Material for the task:
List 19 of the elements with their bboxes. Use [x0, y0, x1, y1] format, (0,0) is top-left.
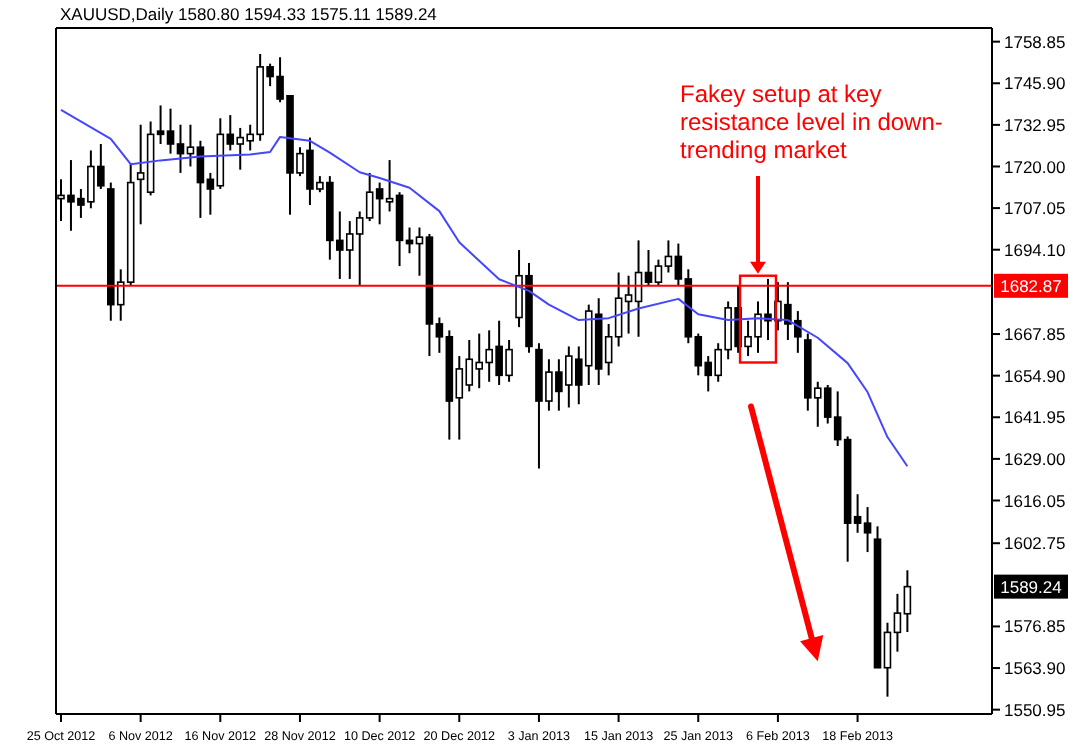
- y-tick-label: 1563.90: [1004, 658, 1066, 679]
- annotation: 1589.24: [1000, 576, 1063, 597]
- annotation: Fakey setup at key resistance level in down-trending market: [680, 80, 945, 164]
- y-tick-label: 1667.85: [1004, 324, 1066, 345]
- y-tick-label: 1758.85: [1004, 31, 1066, 52]
- ref-line-label: 1682.87: [1000, 275, 1063, 296]
- y-tick-label: 1576.85: [1004, 616, 1066, 637]
- y-tick-label: 1707.05: [1004, 198, 1066, 219]
- y-tick-label: 1550.95: [1004, 699, 1066, 720]
- y-tick-label: 1694.10: [1004, 239, 1066, 260]
- y-tick-label: 1641.95: [1004, 407, 1066, 428]
- y-tick-label: 1732.95: [1004, 114, 1066, 135]
- y-tick-label: 1602.75: [1004, 533, 1066, 554]
- chart-title: XAUUSD,Daily 1580.80 1594.33 1575.11 1589.24: [60, 4, 438, 24]
- y-tick-label: 1720.00: [1004, 156, 1066, 177]
- y-tick-label: 1616.05: [1004, 490, 1066, 511]
- y-tick-label: 1629.00: [1004, 448, 1066, 469]
- y-tick-label: 1745.90: [1004, 73, 1066, 94]
- y-tick-label: 1654.90: [1004, 365, 1066, 386]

Job:
Please return every line of the material above that contains the word "annotation".

The response:
- annotation: 1589.24: [1000, 576, 1063, 597]
- annotation: Fakey setup at key resistance level in down-trending market: [680, 80, 945, 164]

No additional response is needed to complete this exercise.